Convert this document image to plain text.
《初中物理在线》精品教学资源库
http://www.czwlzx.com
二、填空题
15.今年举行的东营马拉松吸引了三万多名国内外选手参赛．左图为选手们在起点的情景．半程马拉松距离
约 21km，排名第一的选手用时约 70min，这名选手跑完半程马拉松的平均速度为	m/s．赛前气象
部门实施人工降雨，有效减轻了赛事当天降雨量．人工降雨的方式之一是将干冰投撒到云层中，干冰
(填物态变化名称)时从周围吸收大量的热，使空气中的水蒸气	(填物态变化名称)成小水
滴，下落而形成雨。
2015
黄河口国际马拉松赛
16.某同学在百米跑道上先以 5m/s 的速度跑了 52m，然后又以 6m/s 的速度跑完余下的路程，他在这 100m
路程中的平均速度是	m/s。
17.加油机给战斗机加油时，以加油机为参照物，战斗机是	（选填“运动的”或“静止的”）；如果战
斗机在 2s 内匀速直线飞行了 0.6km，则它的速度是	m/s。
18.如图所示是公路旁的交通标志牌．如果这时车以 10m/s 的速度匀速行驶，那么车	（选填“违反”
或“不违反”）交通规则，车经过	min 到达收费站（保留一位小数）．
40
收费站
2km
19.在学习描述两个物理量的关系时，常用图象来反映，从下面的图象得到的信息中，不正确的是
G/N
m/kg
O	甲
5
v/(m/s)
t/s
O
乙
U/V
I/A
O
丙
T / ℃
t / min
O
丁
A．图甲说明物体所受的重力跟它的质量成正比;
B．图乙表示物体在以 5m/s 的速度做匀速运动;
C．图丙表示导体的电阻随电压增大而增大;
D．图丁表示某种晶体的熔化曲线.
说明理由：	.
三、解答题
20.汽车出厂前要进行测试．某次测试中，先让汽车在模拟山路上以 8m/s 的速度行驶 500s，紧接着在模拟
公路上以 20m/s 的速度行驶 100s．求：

WHAT YOU ARE ASKED TO DO | Transcribe all entries exactly as they are given.

TASK RESULT |
Convert this document image to plain text.
《初中物理在线》精品教学资源库
http://www.czwlzx.com
二、填空题
15.今年举行的东营马拉松吸引了三万多名国内外选手参赛．左图为选手们在起点的情景．半程马拉松距离
约 21km，排名第一的选手用时约 70min，这名选手跑完半程马拉松的平均速度为	m/s．赛前气象
部门实施人工降雨，有效减轻了赛事当天降雨量．人工降雨的方式之一是将干冰投撒到云层中，干冰
(填物态变化名称)时从周围吸收大量的热，使空气中的水蒸气	(填物态变化名称)成小水
滴，下落而形成雨。
2015
黄河口国际马拉松赛
16.某同学在百米跑道上先以 5m/s 的速度跑了 52m，然后又以 6m/s 的速度跑完余下的路程，他在这 100m
路程中的平均速度是	m/s。
17.加油机给战斗机加油时，以加油机为参照物，战斗机是	（选填“运动的”或“静止的”）；如果战
斗机在 2s 内匀速直线飞行了 0.6km，则它的速度是	m/s。
18.如图所示是公路旁的交通标志牌．如果这时车以 10m/s 的速度匀速行驶，那么车	（选填“违反”
或“不违反”）交通规则，车经过	min 到达收费站（保留一位小数）．
40
收费站
2km
19.在学习描述两个物理量的关系时，常用图象来反映，从下面的图象得到的信息中，不正确的是
G/N
m/kg
O	甲
5
v/(m/s)
t/s
O
乙
U/V
I/A
O
丙
T / ℃
t / min
O
丁
A．图甲说明物体所受的重力跟它的质量成正比;
B．图乙表示物体在以 5m/s 的速度做匀速运动;
C．图丙表示导体的电阻随电压增大而增大;
D．图丁表示某种晶体的熔化曲线.
说明理由：	.
三、解答题
20.汽车出厂前要进行测试．某次测试中，先让汽车在模拟山路上以 8m/s 的速度行驶 500s，紧接着在模拟
公路上以 20m/s 的速度行驶 100s．求：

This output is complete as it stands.